• **Directions for this task**
Print the entries below word for word; the pictures stay out of your copy.

### Data rows ###

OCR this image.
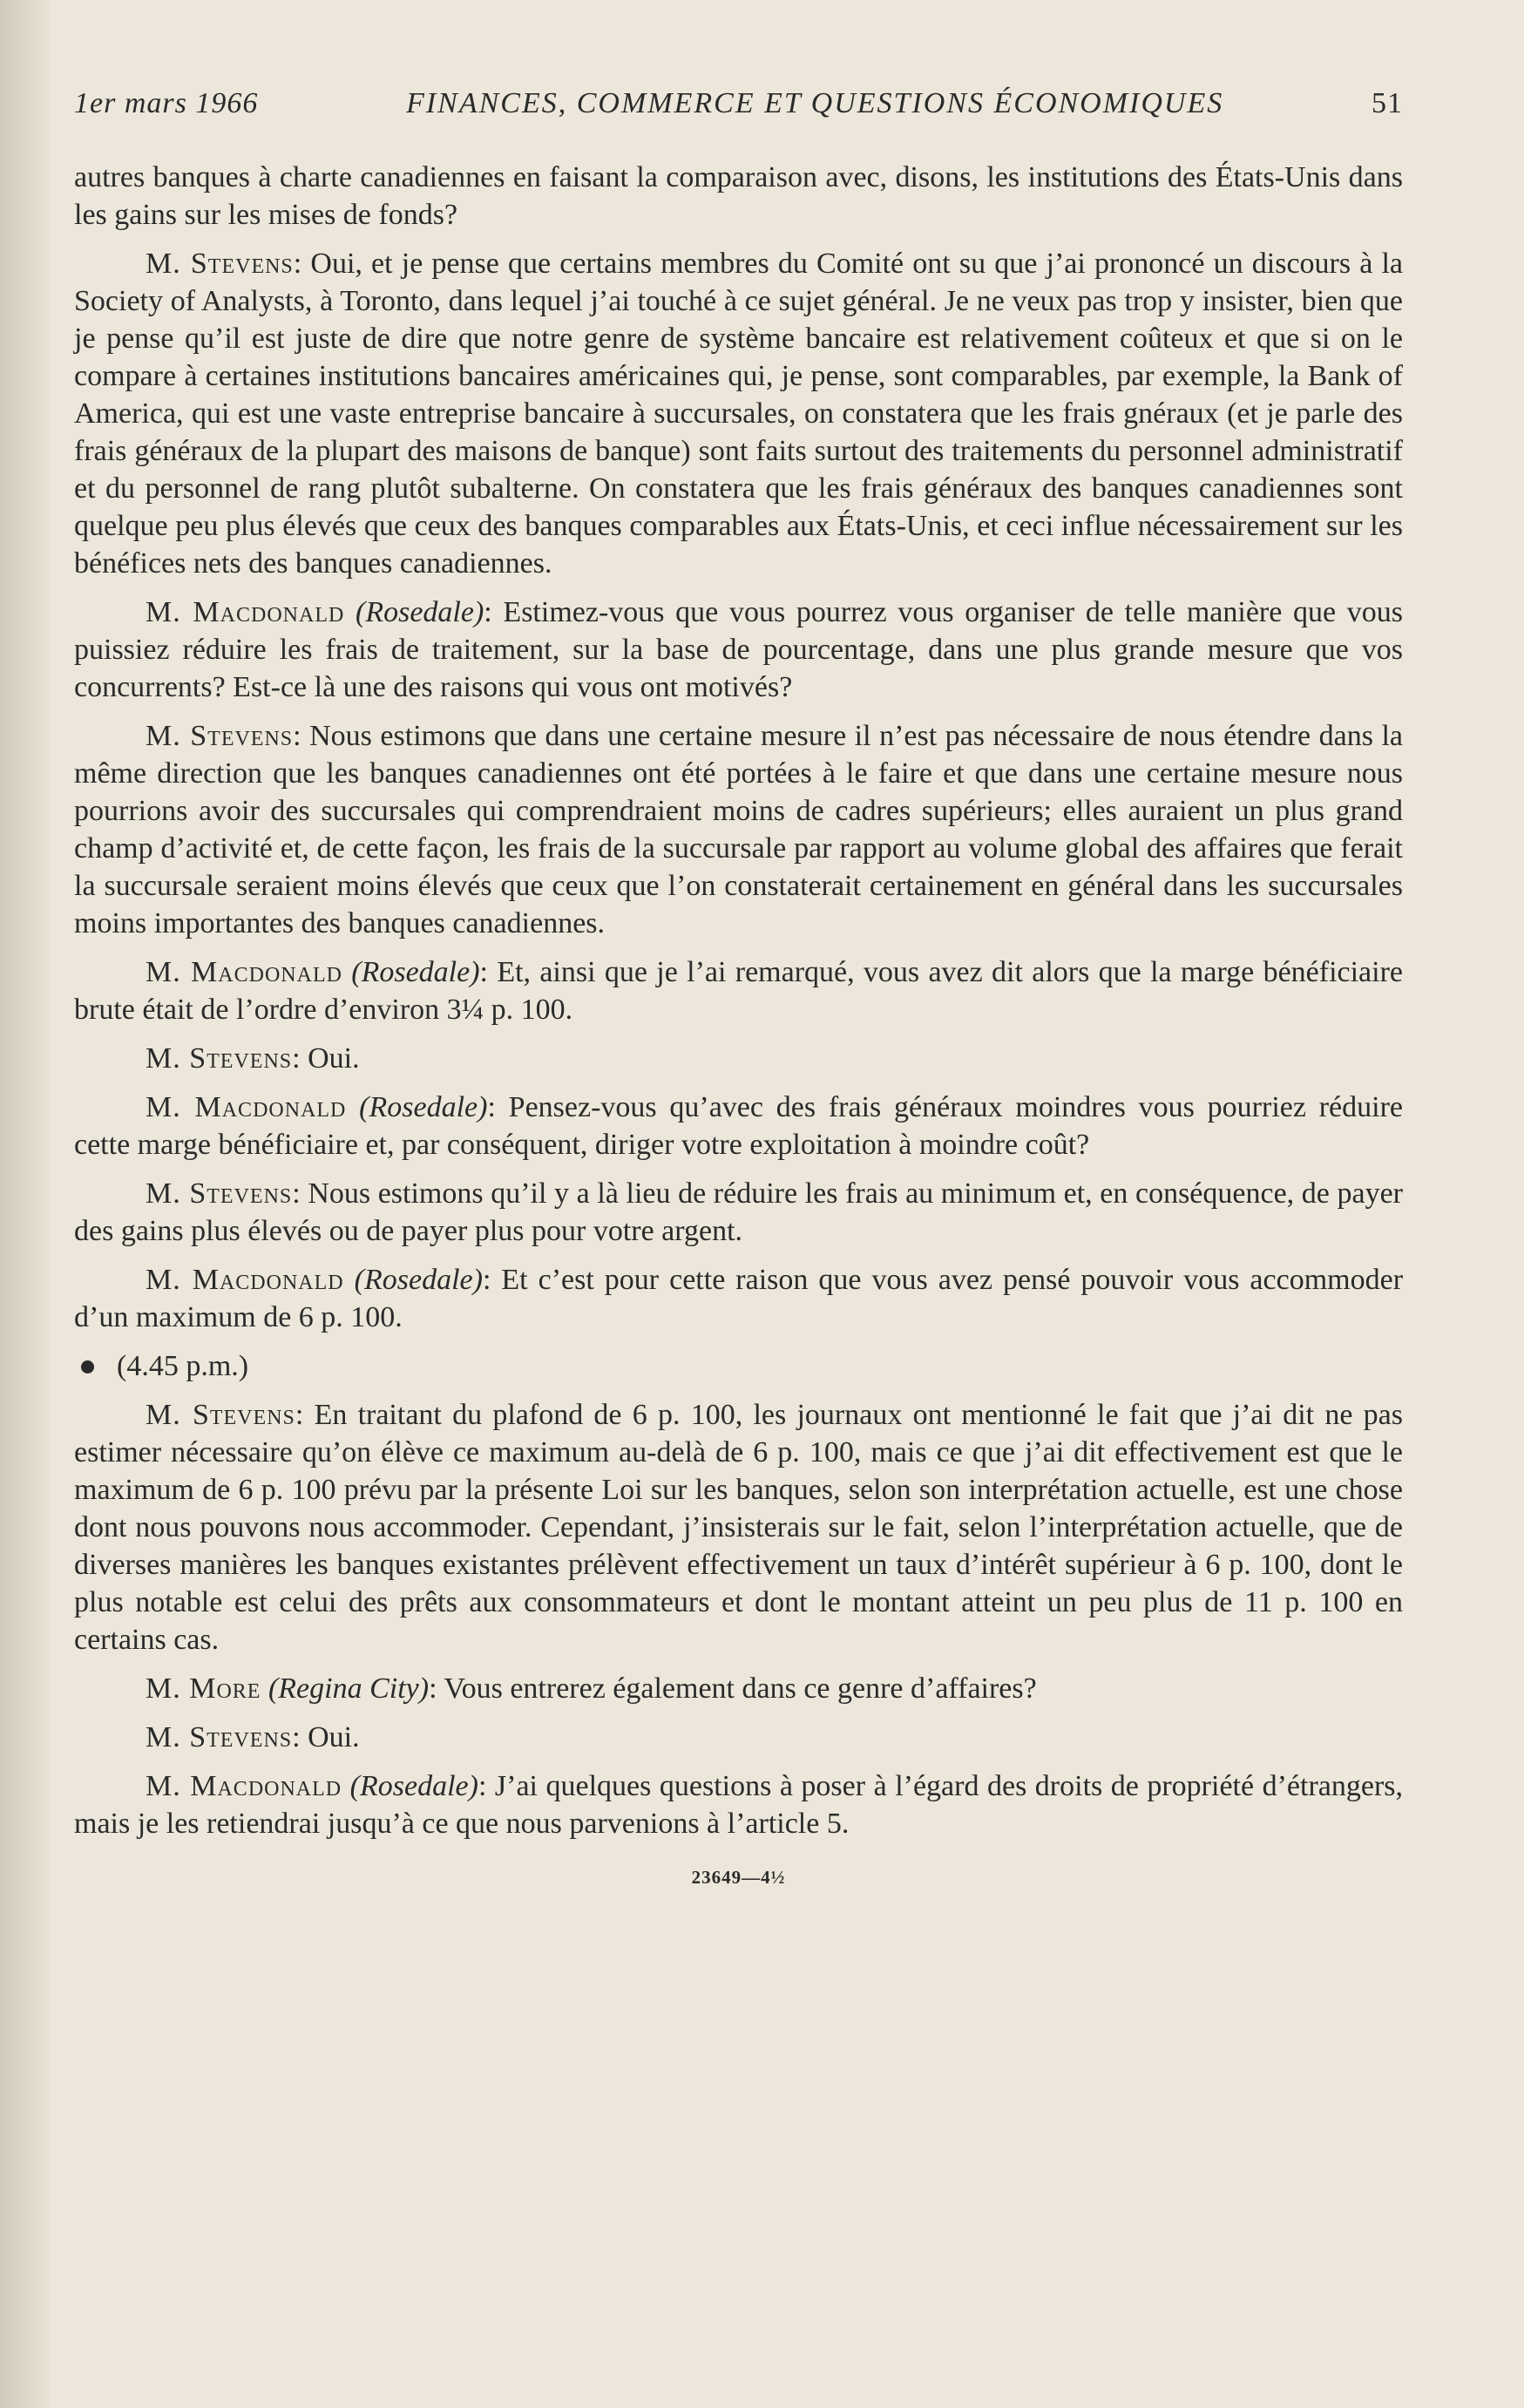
1er mars 1966	FINANCES, COMMERCE ET QUESTIONS ÉCONOMIQUES	51

autres banques à charte canadiennes en faisant la comparaison avec, disons, les institutions des États-Unis dans les gains sur les mises de fonds?

M. Stevens: Oui, et je pense que certains membres du Comité ont su que j’ai prononcé un discours à la Society of Analysts, à Toronto, dans lequel j’ai touché à ce sujet général. Je ne veux pas trop y insister, bien que je pense qu’il est juste de dire que notre genre de système bancaire est relativement coûteux et que si on le compare à certaines institutions bancaires américaines qui, je pense, sont comparables, par exemple, la Bank of America, qui est une vaste entreprise bancaire à succursales, on constatera que les frais gnéraux (et je parle des frais généraux de la plupart des maisons de banque) sont faits surtout des traitements du personnel administratif et du personnel de rang plutôt subalterne. On constatera que les frais généraux des banques canadiennes sont quelque peu plus élevés que ceux des banques comparables aux États-Unis, et ceci influe nécessairement sur les bénéfices nets des banques canadiennes.

M. Macdonald (Rosedale): Estimez-vous que vous pourrez vous organiser de telle manière que vous puissiez réduire les frais de traitement, sur la base de pourcentage, dans une plus grande mesure que vos concurrents? Est-ce là une des raisons qui vous ont motivés?

M. Stevens: Nous estimons que dans une certaine mesure il n’est pas nécessaire de nous étendre dans la même direction que les banques canadiennes ont été portées à le faire et que dans une certaine mesure nous pourrions avoir des succursales qui comprendraient moins de cadres supérieurs; elles auraient un plus grand champ d’activité et, de cette façon, les frais de la succursale par rapport au volume global des affaires que ferait la succursale seraient moins élevés que ceux que l’on constaterait certainement en général dans les succursales moins importantes des banques canadiennes.

M. Macdonald (Rosedale): Et, ainsi que je l’ai remarqué, vous avez dit alors que la marge bénéficiaire brute était de l’ordre d’environ 3¼ p. 100.

M. Stevens: Oui.

M. Macdonald (Rosedale): Pensez-vous qu’avec des frais généraux moindres vous pourriez réduire cette marge bénéficiaire et, par conséquent, diriger votre exploitation à moindre coût?

M. Stevens: Nous estimons qu’il y a là lieu de réduire les frais au minimum et, en conséquence, de payer des gains plus élevés ou de payer plus pour votre argent.

M. Macdonald (Rosedale): Et c’est pour cette raison que vous avez pensé pouvoir vous accommoder d’un maximum de 6 p. 100.

(4.45 p.m.)

M. Stevens: En traitant du plafond de 6 p. 100, les journaux ont mentionné le fait que j’ai dit ne pas estimer nécessaire qu’on élève ce maximum au-delà de 6 p. 100, mais ce que j’ai dit effectivement est que le maximum de 6 p. 100 prévu par la présente Loi sur les banques, selon son interprétation actuelle, est une chose dont nous pouvons nous accommoder. Cependant, j’insisterais sur le fait, selon l’interprétation actuelle, que de diverses manières les banques existantes prélèvent effectivement un taux d’intérêt supérieur à 6 p. 100, dont le plus notable est celui des prêts aux consommateurs et dont le montant atteint un peu plus de 11 p. 100 en certains cas.

M. More (Regina City): Vous entrerez également dans ce genre d’affaires?

M. Stevens: Oui.

M. Macdonald (Rosedale): J’ai quelques questions à poser à l’égard des droits de propriété d’étrangers, mais je les retiendrai jusqu’à ce que nous parvenions à l’article 5.

23649—4½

###

• **Response for this exercise**
OCR this image.
1er mars 1966	FINANCES, COMMERCE ET QUESTIONS ÉCONOMIQUES	51

autres banques à charte canadiennes en faisant la comparaison avec, disons, les institutions des États-Unis dans les gains sur les mises de fonds?

M. Stevens: Oui, et je pense que certains membres du Comité ont su que j’ai prononcé un discours à la Society of Analysts, à Toronto, dans lequel j’ai touché à ce sujet général. Je ne veux pas trop y insister, bien que je pense qu’il est juste de dire que notre genre de système bancaire est relativement coûteux et que si on le compare à certaines institutions bancaires américaines qui, je pense, sont comparables, par exemple, la Bank of America, qui est une vaste entreprise bancaire à succursales, on constatera que les frais gnéraux (et je parle des frais généraux de la plupart des maisons de banque) sont faits surtout des traitements du personnel administratif et du personnel de rang plutôt subalterne. On constatera que les frais généraux des banques canadiennes sont quelque peu plus élevés que ceux des banques comparables aux États-Unis, et ceci influe nécessairement sur les bénéfices nets des banques canadiennes.

M. Macdonald (Rosedale): Estimez-vous que vous pourrez vous organiser de telle manière que vous puissiez réduire les frais de traitement, sur la base de pourcentage, dans une plus grande mesure que vos concurrents? Est-ce là une des raisons qui vous ont motivés?

M. Stevens: Nous estimons que dans une certaine mesure il n’est pas nécessaire de nous étendre dans la même direction que les banques canadiennes ont été portées à le faire et que dans une certaine mesure nous pourrions avoir des succursales qui comprendraient moins de cadres supérieurs; elles auraient un plus grand champ d’activité et, de cette façon, les frais de la succursale par rapport au volume global des affaires que ferait la succursale seraient moins élevés que ceux que l’on constaterait certainement en général dans les succursales moins importantes des banques canadiennes.

M. Macdonald (Rosedale): Et, ainsi que je l’ai remarqué, vous avez dit alors que la marge bénéficiaire brute était de l’ordre d’environ 3¼ p. 100.

M. Stevens: Oui.

M. Macdonald (Rosedale): Pensez-vous qu’avec des frais généraux moindres vous pourriez réduire cette marge bénéficiaire et, par conséquent, diriger votre exploitation à moindre coût?

M. Stevens: Nous estimons qu’il y a là lieu de réduire les frais au minimum et, en conséquence, de payer des gains plus élevés ou de payer plus pour votre argent.

M. Macdonald (Rosedale): Et c’est pour cette raison que vous avez pensé pouvoir vous accommoder d’un maximum de 6 p. 100.

(4.45 p.m.)

M. Stevens: En traitant du plafond de 6 p. 100, les journaux ont mentionné le fait que j’ai dit ne pas estimer nécessaire qu’on élève ce maximum au-delà de 6 p. 100, mais ce que j’ai dit effectivement est que le maximum de 6 p. 100 prévu par la présente Loi sur les banques, selon son interprétation actuelle, est une chose dont nous pouvons nous accommoder. Cependant, j’insisterais sur le fait, selon l’interprétation actuelle, que de diverses manières les banques existantes prélèvent effectivement un taux d’intérêt supérieur à 6 p. 100, dont le plus notable est celui des prêts aux consommateurs et dont le montant atteint un peu plus de 11 p. 100 en certains cas.

M. More (Regina City): Vous entrerez également dans ce genre d’affaires?

M. Stevens: Oui.

M. Macdonald (Rosedale): J’ai quelques questions à poser à l’égard des droits de propriété d’étrangers, mais je les retiendrai jusqu’à ce que nous parvenions à l’article 5.

23649—4½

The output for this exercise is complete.